BRIEF: Reproduce word for word everything from "However, I wonder" down to "and BFQ together..." in the thread below about using BFQ together with wbt.

GIVEN TEXT:
Thanks for your explanation, I understand that bfq and wbt should not
work together.

However, I wonder if CONFIG_BFQ_GROUP_IOSCHED is disabled, or service
guarantee is not needed, does the above phenomenon still exist? I find
it hard to understand... Perhaps I need to do some test.

Thanks,
Kuai

> So I'm kind of wondering why you'd like to use blk-wbt and BFQ together...
> 
> 								Honza
>
Jan Kara Sept. 23, 2022, 11:03 a.m. UTC | #5
Hi Kuai!

On Fri 23-09-22 18:23:03, Yu Kuai wrote:
> 在 2022/09/23 18:06, Jan Kara 写道:
> > On Fri 23-09-22 17:50:49, Yu Kuai wrote:
> > > Hi, Christoph
> > > 
> > > 在 2022/09/23 16:56, Christoph Hellwig 写道:
> > > > On Thu, Sep 22, 2022 at 07:35:56PM +0800, Yu Kuai wrote:
> > > > > wbt and bfq should work just fine if CONFIG_BFQ_GROUP_IOSCHED is disabled.
> > > > 
> > > > Umm, wouldn't this be something decided at runtime, that is not
> > > > if CONFIG_BFQ_GROUP_IOSCHED is enable/disable in the kernel build
> > > > if the hierarchical cgroup based scheduling is actually used for a
> > > > given device?
> > > > .
> > > > 
> > > 
> > > That's a good point,
> > > 
> > > Before this patch wbt is simply disabled if elevator is bfq.
> > > 
> > > With this patch, if elevator is bfq while bfq doesn't throttle
> > > any IO yet, wbt still is disabled unnecessarily.

SUPPLIED DATA:
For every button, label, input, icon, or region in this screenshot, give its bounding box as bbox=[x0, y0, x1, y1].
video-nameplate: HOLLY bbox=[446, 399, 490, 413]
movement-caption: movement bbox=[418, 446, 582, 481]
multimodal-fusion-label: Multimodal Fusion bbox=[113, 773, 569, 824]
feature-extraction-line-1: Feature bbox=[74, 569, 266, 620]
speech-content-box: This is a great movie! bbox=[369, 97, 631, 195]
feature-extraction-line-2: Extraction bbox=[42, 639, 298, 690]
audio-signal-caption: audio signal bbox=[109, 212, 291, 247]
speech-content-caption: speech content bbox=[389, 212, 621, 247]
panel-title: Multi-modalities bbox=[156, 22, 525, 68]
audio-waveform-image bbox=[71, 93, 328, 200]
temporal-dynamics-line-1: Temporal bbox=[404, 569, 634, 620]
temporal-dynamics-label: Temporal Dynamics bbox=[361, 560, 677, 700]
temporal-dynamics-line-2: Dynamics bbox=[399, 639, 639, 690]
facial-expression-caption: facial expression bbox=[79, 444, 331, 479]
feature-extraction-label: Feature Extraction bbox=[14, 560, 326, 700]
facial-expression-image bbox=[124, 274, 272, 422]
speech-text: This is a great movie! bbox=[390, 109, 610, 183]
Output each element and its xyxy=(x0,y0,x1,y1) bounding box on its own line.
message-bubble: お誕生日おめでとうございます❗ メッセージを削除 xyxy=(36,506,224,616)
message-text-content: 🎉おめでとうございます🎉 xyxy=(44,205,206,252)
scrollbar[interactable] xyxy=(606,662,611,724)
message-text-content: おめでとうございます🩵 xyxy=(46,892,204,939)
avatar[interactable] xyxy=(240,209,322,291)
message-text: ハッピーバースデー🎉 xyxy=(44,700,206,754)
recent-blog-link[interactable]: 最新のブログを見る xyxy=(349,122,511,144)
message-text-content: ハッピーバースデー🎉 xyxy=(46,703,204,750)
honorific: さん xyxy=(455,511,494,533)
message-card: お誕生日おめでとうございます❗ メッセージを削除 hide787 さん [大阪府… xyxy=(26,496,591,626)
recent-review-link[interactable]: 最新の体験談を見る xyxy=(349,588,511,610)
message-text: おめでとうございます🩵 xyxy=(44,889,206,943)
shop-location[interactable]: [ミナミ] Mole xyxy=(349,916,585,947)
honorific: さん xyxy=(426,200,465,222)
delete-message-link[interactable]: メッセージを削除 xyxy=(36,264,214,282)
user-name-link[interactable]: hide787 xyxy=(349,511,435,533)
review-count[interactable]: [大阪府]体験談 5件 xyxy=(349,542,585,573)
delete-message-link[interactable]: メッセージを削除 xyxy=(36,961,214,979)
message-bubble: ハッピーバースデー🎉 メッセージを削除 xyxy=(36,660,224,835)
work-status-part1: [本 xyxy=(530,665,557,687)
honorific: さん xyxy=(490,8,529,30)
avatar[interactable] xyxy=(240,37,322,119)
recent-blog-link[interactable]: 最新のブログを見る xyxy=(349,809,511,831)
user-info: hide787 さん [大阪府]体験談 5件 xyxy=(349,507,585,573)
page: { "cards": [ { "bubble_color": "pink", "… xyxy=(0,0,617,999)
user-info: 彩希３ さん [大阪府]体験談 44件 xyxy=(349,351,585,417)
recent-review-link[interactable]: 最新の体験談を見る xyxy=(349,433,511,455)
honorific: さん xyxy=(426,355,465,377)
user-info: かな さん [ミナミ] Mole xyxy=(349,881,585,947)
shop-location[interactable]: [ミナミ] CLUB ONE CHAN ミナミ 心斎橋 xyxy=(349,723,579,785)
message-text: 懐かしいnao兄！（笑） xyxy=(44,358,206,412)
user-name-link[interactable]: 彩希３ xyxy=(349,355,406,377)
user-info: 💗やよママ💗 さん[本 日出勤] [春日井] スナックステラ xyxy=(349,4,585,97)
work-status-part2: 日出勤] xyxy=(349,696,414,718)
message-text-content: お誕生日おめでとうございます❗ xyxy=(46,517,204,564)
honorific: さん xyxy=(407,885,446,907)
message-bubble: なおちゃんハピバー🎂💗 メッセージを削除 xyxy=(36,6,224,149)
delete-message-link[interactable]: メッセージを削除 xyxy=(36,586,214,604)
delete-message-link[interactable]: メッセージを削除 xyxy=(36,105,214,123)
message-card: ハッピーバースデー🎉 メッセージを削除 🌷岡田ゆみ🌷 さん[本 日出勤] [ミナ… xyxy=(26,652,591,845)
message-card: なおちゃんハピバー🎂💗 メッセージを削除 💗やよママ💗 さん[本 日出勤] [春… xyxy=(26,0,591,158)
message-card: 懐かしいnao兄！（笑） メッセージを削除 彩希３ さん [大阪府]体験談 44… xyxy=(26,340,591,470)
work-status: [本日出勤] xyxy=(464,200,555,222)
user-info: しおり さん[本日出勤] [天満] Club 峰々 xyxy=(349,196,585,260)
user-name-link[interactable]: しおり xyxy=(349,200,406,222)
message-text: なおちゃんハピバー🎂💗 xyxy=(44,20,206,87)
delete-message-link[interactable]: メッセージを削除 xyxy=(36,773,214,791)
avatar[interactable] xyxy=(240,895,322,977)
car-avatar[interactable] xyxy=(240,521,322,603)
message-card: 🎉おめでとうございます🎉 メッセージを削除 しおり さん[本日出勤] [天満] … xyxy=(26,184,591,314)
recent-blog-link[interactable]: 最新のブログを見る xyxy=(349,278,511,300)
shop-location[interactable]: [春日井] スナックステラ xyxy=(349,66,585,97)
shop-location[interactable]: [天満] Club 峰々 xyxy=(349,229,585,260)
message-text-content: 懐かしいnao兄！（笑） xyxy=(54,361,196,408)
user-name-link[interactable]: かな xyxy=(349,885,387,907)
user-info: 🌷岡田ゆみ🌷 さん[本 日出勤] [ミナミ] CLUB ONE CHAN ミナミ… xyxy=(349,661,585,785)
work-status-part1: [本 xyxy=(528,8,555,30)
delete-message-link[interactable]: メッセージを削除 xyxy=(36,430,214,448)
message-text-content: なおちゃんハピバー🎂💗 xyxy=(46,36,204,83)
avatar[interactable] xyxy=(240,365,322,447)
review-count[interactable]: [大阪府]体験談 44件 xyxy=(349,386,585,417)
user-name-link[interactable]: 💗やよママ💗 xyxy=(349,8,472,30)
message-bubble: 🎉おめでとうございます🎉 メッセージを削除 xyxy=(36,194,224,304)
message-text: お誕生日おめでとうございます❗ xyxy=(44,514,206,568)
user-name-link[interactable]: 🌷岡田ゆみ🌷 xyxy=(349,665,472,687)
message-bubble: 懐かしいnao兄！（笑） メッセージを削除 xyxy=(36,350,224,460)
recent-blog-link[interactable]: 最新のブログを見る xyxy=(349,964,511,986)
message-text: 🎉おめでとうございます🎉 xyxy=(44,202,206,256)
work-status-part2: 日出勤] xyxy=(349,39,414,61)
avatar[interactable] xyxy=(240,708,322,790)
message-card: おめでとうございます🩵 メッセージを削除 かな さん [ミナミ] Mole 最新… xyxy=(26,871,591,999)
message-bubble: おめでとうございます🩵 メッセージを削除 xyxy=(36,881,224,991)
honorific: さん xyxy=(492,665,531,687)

ANSWER BELOW:
However, I wonder if CONFIG_BFQ_GROUP_IOSCHED is disabled, or service
guarantee is not needed, does the above phenomenon still exist? I find
it hard to understand... Perhaps I need to do some test.

Thanks,
Kuai

> So I'm kind of wondering why you'd like to use blk-wbt and BFQ together...